= Problems and tasks =
#1 According to the text on saving an IPython session, what does restoring a session require?
#2 Continue the text on saving an IPython session from its final sentence.

Reputation: 9828
It would be useful to save the session variables which could be loaded easily into memory at a later stage.
Upvotes: 24
Views: 10395
Reputation: 879411
In [23]: %logstart /tmp/session.log
Activating auto-logging. Current session state plus future input saved.
Filename : /tmp/session.log
Mode : backup
Output logging : False
Raw input log : False
Timestamping : False
State : active
In [24]: x = 1
In [25]: %logstop
In [26]: quit()
Do you really want to exit ([y]/n)? y
Then we can restore the session with:
% ipython -log /tmp/session.log
Activating auto-logging. Current session state plus future input saved.
Filename : ipython_log.py
...
In [1]: x
Out[1]: 1
For more on "Session logging and restoring" see the docs.
Note that this merely stores the commands run by IPython. It does not save the state of the IPython session. Restoring the session requires re-execution of the commands.

= Given data =

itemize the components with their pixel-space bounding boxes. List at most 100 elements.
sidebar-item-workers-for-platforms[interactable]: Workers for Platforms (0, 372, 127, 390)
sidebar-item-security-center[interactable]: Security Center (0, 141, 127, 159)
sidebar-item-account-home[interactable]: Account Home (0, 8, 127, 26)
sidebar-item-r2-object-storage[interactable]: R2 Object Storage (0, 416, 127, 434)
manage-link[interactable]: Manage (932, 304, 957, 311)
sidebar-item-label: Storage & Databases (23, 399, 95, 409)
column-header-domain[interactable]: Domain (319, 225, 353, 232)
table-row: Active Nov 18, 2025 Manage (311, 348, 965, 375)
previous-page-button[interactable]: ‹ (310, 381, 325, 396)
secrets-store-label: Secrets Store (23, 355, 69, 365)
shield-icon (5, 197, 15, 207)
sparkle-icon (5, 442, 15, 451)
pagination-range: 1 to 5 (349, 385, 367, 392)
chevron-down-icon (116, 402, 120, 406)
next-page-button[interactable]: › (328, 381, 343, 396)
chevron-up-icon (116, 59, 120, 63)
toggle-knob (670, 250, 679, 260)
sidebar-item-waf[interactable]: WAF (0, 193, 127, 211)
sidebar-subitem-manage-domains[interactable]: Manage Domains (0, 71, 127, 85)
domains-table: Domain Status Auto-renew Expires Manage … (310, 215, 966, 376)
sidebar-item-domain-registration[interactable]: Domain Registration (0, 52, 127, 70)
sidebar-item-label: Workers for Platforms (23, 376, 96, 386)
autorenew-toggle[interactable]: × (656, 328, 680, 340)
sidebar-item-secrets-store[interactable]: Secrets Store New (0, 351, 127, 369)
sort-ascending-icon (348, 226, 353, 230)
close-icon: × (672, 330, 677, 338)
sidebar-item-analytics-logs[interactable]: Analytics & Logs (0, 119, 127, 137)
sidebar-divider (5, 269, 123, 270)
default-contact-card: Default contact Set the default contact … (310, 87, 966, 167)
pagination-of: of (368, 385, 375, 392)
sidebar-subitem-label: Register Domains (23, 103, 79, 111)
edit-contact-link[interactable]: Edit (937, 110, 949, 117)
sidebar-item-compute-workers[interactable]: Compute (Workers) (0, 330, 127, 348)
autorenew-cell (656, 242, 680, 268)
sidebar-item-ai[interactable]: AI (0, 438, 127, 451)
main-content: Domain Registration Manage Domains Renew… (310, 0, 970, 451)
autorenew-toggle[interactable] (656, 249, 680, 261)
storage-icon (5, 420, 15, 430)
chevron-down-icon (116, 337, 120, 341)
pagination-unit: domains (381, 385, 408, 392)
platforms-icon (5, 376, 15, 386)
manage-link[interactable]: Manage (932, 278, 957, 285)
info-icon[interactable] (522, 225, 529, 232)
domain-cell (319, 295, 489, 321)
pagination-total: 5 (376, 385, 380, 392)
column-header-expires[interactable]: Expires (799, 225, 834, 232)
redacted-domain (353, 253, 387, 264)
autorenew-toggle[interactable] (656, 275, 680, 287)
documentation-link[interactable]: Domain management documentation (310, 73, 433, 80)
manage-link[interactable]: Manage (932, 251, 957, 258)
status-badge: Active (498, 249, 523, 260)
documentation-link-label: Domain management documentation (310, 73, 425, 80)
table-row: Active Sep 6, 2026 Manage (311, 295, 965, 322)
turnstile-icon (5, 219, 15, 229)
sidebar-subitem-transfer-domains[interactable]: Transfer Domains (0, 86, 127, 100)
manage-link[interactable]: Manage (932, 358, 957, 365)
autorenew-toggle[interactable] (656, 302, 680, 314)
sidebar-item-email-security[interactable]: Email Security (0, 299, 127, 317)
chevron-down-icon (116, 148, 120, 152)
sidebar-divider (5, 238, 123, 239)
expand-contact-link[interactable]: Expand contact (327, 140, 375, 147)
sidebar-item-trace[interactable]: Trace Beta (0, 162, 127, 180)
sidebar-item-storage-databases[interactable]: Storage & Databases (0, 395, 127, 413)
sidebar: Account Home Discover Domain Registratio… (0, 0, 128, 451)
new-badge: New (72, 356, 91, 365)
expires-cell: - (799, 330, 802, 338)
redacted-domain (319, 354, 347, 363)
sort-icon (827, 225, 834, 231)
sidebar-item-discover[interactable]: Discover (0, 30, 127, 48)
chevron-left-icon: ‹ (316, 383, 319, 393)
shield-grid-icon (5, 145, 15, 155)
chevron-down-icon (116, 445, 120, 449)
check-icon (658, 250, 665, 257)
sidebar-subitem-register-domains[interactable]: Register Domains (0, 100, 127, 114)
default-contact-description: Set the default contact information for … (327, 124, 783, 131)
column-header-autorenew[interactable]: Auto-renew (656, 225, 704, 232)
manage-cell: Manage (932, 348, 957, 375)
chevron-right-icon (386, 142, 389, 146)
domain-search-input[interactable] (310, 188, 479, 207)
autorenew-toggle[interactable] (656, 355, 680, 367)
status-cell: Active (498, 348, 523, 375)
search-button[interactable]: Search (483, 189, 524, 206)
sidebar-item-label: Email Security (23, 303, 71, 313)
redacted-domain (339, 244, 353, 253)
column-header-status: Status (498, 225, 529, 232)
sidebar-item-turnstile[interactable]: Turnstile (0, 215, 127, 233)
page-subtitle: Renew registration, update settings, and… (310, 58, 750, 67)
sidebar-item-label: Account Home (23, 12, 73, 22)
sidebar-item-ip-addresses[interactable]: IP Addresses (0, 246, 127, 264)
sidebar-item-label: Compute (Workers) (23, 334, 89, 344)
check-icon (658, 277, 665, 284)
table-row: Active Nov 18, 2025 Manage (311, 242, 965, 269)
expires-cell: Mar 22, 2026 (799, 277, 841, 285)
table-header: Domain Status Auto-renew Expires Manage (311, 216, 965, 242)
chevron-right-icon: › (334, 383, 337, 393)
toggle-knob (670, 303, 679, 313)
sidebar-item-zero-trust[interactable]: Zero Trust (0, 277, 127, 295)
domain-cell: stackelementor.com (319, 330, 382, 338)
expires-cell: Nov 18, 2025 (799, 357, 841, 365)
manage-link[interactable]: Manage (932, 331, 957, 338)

= Exercise responses =
#1 Restoring the session requires re-execution of the commands.

#2
If you set the PYTHONSTARTUP environment variable to point at a file called, say, startup.py
:
PYTHONSTARTUP=/path/to/startup.py
then put the following in /path/to/startup.py:
try:
# https://stackoverflow.com/a/5377051/190597 (Tom Dunham)
__IPYTHON__
except NameError:
pass
else:
# https://stackoverflow.com/a/15898875/190597 (user2261139)
from IPython import get_ipython
ipython = get_ipython()
ipython.magic("%logstart /tmp/session.log")
then IPython will call %logstart automatically whenever you start an interactive session.
Upvotes: 13
Reputation: 5350
Not my solution, but this seems to be the closest solution, if you are using ipython: https://stackoverflow.com/a/28552465/4752883
Upvotes: 0
Reputation: 2259
There is also a magic command, history
, that can be used to write all the commands/statements given by user.
Syntax : %history -f file_name
.
Also %save file_name start_line-end_line
, where star_line is the starting line number and end_line is ending line number. Useful in case of selective save.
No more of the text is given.